REQUIRED WORK
Copy down every line where the string "this" shows up.

Saved entries
>> Start
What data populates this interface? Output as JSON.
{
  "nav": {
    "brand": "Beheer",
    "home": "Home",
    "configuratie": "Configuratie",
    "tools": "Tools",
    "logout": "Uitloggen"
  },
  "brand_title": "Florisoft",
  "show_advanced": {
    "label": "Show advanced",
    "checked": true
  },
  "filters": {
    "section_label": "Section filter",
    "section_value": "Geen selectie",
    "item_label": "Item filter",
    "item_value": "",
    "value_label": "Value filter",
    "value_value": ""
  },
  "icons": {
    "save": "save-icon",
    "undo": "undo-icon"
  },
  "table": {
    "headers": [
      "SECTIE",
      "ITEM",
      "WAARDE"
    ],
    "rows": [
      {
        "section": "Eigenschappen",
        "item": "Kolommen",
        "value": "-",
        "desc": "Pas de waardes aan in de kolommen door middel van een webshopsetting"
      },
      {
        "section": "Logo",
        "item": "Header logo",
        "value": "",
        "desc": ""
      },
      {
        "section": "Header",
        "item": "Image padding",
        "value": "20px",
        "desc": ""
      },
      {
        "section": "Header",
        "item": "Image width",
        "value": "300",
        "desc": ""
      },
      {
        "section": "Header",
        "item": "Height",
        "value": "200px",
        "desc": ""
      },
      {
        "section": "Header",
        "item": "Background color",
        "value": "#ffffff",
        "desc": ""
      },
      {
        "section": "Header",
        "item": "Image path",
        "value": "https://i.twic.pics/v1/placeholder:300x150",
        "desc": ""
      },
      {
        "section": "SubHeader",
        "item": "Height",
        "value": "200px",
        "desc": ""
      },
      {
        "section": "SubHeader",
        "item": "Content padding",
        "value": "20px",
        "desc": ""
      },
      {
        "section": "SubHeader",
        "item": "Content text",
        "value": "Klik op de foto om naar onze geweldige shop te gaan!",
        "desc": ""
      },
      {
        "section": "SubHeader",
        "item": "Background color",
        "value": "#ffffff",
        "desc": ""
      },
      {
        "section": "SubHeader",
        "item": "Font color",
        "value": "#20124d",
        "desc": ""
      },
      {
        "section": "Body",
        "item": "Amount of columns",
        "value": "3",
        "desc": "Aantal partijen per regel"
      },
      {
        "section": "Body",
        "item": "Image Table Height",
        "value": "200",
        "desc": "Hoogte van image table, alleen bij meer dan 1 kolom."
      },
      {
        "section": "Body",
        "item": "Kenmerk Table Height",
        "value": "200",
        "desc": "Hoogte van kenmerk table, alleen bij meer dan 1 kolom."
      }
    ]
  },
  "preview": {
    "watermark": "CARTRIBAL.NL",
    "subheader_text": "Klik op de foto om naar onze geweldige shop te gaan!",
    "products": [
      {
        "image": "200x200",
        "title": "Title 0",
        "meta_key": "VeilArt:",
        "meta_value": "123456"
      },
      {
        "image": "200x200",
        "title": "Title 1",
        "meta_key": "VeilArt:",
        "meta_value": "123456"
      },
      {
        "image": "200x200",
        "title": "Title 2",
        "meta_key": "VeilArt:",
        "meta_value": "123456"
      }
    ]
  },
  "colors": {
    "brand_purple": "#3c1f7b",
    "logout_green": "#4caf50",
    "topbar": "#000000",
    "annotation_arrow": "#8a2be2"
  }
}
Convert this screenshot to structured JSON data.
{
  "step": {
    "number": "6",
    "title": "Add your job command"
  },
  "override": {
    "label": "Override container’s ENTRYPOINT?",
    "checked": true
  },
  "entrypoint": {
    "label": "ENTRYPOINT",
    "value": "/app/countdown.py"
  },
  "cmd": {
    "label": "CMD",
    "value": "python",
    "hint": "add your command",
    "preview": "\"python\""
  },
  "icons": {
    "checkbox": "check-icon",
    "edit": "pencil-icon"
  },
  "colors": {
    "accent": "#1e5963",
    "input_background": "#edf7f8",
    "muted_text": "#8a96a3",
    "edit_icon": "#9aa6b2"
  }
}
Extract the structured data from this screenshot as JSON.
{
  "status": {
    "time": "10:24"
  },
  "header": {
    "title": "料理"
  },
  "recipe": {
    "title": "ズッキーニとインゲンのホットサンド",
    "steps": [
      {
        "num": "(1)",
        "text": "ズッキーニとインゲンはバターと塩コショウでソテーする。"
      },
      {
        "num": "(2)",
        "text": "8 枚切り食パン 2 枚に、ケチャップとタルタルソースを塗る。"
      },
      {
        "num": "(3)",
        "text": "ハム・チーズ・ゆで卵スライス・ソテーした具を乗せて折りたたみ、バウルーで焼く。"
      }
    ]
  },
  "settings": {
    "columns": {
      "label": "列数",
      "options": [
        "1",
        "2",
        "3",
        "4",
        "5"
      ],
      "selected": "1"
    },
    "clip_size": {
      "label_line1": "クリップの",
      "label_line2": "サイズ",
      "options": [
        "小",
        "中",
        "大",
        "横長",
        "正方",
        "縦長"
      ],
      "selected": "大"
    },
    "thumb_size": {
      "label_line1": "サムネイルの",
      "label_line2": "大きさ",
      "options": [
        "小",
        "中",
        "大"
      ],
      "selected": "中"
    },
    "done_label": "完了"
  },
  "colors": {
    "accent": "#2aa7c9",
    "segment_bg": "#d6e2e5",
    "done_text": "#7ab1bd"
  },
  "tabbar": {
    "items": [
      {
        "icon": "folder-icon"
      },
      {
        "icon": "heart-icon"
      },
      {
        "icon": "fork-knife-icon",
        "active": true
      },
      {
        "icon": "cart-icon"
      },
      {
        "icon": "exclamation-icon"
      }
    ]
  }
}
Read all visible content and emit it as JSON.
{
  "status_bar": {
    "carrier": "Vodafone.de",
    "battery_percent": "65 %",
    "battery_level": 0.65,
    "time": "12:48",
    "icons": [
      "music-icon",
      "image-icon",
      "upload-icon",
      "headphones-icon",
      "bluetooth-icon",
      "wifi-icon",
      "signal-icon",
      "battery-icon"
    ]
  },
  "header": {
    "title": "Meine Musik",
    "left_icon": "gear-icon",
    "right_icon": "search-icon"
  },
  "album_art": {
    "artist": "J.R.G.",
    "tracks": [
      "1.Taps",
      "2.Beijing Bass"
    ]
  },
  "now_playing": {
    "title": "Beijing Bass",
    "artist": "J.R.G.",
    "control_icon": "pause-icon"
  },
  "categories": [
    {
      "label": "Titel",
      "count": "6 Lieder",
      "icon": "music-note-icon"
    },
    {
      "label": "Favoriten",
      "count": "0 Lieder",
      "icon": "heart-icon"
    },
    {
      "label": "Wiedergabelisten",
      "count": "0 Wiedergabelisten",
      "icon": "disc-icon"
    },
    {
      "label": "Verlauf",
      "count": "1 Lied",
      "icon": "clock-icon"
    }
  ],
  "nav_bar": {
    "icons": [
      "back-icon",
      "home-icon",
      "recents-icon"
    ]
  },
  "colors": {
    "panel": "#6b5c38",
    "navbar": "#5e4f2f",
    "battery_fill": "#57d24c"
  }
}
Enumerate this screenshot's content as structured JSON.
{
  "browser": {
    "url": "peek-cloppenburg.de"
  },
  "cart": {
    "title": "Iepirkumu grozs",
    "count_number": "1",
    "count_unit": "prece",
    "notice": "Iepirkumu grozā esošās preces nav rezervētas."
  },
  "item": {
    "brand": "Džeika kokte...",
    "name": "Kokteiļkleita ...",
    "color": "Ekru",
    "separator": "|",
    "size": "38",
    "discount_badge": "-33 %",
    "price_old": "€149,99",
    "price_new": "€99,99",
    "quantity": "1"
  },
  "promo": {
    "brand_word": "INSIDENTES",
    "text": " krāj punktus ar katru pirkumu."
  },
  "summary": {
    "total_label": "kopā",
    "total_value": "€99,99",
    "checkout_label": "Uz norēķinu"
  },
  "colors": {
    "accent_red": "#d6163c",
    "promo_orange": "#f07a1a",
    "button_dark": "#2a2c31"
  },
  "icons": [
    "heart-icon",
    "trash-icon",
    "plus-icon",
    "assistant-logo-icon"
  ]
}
>> End
COMPLETED EXERCISE
What data populates this interface? Output as JSON.
Convert this screenshot to structured JSON data.
Extract the structured data from this screenshot as JSON.
Enumerate this screenshot's content as structured JSON.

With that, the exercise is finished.